- **Task goal**:
Repeat the Shuja Asad profile word for word, starting at "- Born: 18 September" and stopping after "Dr. Bahu (2026).".

- Born: 18 September 1994 (age 31) Karachi, Pakistan
- Occupations: Actor, model
- Years active: 2021–present
- Spouse: Maheen Saeed ​(m. 2019)​

= Shuja Asad =

Pakistani television actor

Shuja Asad is a Pakistani television actor and model. He has been recognised for his performances in the dramas Khaie (2024), Aye Ishq e Junoon (2024), Tan Man Neel O Neel (2024) and Dr. Bahu (2026).

== Personal life ==
Shuja was born on 18 September 1994 in Karachi, Sindh, Pakistan. He married his childhood friend Maheen Saeed in 2019.

== Career ==
Shuja began his career as a model, featuring in television commercials, before switching to acting with Danish Ali's comedy sketches.

Shuja made his television debut in 2022 with Pyar Deewangi Hai. He then featured in dramas like College Gate (2023), Bandish 2 (2023), and Fitna (2023).

He gained recognition for his performances in dramas Khaie (2024) as Barlaas Khan, Aye Ishq e Junoon (2024–25) as Shehroz Ali Nawaz and Tan Man Neel O Neel (2024—25) as Sonu Danger. In 2025, he also featured in the lead role in the drama Paradise opposite Iqra Aziz. He then played a lead role in the drama Dr. Bahu opposite Kubra Khan.

== Filmography ==
=== Television ===

Year: Title; Role; Network; Notes; Ref(s)

- **Given information**:

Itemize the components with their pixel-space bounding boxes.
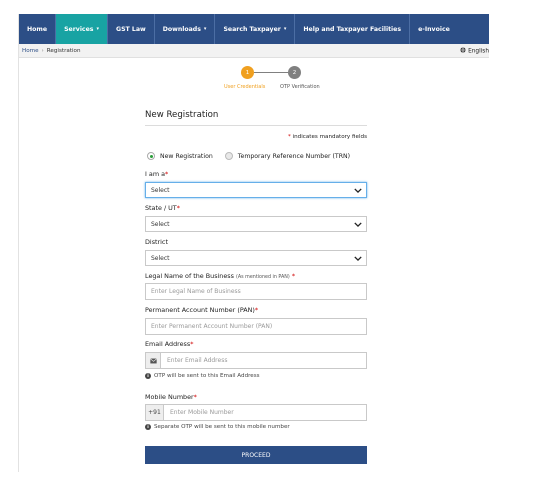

- **Output below**:
- Born: 18 September 1994 (age 31) Karachi, Pakistan
- Occupations: Actor, model
- Years active: 2021–present
- Spouse: Maheen Saeed ​(m. 2019)​

= Shuja Asad =

Pakistani television actor

Shuja Asad is a Pakistani television actor and model. He has been recognised for his performances in the dramas Khaie (2024), Aye Ishq e Junoon (2024), Tan Man Neel O Neel (2024) and Dr. Bahu (2026).